START MATERIAL

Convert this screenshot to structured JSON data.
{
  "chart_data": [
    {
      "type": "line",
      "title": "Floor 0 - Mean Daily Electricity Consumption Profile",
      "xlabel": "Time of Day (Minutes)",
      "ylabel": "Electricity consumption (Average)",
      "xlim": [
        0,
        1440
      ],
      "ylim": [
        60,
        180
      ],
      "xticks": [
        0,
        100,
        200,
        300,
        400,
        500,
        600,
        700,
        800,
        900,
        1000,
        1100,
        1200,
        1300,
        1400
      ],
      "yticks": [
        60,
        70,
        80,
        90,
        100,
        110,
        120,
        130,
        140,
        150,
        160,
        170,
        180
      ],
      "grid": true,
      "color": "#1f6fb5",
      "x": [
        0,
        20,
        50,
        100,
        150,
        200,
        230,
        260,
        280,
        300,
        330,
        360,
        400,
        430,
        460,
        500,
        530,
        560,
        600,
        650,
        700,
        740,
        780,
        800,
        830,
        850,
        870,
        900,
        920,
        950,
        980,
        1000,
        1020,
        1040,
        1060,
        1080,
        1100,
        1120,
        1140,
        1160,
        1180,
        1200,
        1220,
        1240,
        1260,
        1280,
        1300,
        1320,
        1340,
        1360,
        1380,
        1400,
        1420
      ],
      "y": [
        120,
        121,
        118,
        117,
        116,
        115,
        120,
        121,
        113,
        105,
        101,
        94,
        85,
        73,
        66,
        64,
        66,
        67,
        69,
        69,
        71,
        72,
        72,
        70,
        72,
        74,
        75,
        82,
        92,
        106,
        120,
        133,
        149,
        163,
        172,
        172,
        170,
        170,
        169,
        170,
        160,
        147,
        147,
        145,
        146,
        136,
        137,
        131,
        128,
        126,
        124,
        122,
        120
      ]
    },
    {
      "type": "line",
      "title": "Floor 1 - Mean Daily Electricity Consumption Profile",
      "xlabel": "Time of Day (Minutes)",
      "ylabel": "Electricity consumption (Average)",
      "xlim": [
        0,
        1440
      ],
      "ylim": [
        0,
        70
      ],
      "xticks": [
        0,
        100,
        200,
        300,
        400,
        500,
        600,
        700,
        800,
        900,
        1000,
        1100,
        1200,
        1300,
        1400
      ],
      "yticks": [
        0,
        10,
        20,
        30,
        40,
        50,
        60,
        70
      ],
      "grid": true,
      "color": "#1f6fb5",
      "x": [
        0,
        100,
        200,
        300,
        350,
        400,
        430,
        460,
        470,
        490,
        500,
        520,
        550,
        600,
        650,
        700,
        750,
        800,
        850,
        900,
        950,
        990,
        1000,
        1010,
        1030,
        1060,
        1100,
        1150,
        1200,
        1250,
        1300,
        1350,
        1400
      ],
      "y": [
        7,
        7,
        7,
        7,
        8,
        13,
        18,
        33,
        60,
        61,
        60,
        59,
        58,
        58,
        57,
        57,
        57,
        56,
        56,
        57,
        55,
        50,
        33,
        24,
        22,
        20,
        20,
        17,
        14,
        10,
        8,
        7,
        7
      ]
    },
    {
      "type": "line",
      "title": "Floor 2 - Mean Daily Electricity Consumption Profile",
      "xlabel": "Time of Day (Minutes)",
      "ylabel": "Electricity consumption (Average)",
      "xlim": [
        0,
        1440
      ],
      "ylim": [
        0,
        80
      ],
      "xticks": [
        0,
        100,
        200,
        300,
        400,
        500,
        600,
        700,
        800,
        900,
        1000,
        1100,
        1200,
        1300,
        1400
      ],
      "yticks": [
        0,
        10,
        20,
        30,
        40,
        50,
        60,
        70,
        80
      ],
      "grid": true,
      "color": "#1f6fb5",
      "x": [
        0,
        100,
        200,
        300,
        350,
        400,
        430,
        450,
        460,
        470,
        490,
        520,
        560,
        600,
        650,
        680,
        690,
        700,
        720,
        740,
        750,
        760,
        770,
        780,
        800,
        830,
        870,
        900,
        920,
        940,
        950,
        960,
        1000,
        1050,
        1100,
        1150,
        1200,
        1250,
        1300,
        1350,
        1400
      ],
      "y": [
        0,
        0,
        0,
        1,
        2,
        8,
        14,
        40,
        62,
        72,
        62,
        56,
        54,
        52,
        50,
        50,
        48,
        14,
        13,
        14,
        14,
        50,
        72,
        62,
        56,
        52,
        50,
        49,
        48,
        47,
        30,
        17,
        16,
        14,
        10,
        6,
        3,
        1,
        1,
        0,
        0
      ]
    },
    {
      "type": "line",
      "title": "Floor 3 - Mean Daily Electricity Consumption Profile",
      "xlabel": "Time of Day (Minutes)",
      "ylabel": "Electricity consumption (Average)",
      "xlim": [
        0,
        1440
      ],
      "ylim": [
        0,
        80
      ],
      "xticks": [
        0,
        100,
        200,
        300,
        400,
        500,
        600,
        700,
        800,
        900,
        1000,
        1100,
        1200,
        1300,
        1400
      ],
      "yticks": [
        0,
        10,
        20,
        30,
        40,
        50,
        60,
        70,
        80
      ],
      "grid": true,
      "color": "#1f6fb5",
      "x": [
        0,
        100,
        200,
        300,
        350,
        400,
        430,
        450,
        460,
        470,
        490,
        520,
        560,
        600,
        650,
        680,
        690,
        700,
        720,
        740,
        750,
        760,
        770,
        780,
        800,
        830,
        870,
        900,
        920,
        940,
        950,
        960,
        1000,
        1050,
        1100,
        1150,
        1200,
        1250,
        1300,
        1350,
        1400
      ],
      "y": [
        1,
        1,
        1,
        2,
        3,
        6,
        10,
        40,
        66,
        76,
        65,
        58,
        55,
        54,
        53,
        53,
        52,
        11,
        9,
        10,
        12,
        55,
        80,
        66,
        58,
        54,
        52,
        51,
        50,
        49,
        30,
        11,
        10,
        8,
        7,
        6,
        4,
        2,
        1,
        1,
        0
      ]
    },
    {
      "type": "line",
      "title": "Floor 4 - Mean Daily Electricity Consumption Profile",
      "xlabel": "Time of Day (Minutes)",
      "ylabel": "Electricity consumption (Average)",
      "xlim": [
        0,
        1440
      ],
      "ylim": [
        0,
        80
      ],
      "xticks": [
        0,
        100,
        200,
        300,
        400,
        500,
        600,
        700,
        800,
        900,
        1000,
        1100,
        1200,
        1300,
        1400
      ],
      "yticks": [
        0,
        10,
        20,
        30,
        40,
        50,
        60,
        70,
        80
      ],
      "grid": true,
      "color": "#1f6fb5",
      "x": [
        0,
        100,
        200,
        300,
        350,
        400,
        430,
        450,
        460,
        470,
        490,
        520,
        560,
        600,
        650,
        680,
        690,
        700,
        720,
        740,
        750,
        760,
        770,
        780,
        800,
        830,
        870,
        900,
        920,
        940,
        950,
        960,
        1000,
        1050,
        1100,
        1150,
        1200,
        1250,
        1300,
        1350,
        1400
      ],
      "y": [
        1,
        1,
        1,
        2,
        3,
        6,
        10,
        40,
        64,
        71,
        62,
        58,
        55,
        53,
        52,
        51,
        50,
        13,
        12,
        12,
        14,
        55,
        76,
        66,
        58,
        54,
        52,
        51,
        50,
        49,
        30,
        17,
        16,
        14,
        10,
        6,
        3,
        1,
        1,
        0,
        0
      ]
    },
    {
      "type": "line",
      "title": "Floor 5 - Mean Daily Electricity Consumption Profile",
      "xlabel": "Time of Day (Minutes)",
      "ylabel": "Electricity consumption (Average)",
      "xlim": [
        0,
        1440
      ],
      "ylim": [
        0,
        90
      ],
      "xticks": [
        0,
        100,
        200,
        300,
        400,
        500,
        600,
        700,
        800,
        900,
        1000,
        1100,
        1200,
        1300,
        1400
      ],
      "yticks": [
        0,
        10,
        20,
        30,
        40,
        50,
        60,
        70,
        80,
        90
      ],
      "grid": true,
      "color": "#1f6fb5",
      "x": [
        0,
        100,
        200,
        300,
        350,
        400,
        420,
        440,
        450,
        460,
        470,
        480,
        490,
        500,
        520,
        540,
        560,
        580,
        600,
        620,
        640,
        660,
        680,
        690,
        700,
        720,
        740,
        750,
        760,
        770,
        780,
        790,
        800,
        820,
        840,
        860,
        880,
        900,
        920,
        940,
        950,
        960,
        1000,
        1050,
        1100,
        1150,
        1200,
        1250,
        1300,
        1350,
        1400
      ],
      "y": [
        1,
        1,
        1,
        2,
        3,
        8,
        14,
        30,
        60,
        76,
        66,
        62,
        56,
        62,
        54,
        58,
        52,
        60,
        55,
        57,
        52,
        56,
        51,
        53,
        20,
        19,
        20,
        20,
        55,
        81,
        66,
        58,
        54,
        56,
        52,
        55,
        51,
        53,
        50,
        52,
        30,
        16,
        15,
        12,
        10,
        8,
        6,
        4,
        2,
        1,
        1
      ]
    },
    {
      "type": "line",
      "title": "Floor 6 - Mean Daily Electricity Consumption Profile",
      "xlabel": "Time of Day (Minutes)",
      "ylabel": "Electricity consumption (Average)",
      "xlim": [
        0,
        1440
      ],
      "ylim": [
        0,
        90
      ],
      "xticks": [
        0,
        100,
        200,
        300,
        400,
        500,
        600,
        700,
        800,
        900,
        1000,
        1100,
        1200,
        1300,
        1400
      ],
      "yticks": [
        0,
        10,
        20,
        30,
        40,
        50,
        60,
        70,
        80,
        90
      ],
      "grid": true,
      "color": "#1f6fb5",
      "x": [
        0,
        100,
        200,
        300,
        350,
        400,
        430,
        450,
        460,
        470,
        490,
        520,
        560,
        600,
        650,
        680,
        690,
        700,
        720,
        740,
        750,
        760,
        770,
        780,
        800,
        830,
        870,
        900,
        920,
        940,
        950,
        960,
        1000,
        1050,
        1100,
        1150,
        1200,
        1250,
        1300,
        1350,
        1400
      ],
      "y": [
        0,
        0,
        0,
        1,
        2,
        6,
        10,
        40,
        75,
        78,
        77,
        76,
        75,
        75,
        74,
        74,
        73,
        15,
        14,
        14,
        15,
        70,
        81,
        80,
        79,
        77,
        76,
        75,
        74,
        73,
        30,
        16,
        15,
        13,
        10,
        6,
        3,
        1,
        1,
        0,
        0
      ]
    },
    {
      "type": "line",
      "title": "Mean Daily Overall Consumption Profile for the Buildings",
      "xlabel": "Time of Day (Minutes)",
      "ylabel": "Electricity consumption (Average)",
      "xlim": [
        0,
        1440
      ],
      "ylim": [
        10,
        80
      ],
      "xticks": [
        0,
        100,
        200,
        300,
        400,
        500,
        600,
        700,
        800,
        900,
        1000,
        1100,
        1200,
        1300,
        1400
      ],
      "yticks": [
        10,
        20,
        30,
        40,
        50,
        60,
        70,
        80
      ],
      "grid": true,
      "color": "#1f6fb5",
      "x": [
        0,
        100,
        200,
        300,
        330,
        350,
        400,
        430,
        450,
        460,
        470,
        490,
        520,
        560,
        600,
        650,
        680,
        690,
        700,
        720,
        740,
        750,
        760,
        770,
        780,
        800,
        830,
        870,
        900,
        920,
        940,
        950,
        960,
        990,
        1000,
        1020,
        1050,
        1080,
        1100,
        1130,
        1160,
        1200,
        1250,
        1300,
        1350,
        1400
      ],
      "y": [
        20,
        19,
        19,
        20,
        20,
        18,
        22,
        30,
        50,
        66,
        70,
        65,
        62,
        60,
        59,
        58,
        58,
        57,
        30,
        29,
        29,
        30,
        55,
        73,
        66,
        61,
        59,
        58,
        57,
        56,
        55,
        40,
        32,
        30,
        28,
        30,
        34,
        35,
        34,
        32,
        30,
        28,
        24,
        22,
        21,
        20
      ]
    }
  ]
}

END MATERIAL

WHAT TO DO: Identify each line holding the string "title", and copy it out.

RESULT:
      "title": "Floor 0 - Mean Daily Electricity Consumption Profile",
      "title": "Floor 1 - Mean Daily Electricity Consumption Profile",
      "title": "Floor 2 - Mean Daily Electricity Consumption Profile",
      "title": "Floor 3 - Mean Daily Electricity Consumption Profile",
      "title": "Floor 4 - Mean Daily Electricity Consumption Profile",
      "title": "Floor 5 - Mean Daily Electricity Consumption Profile",
      "title": "Floor 6 - Mean Daily Electricity Consumption Profile",
      "title": "Mean Daily Overall Consumption Profile for the Buildings",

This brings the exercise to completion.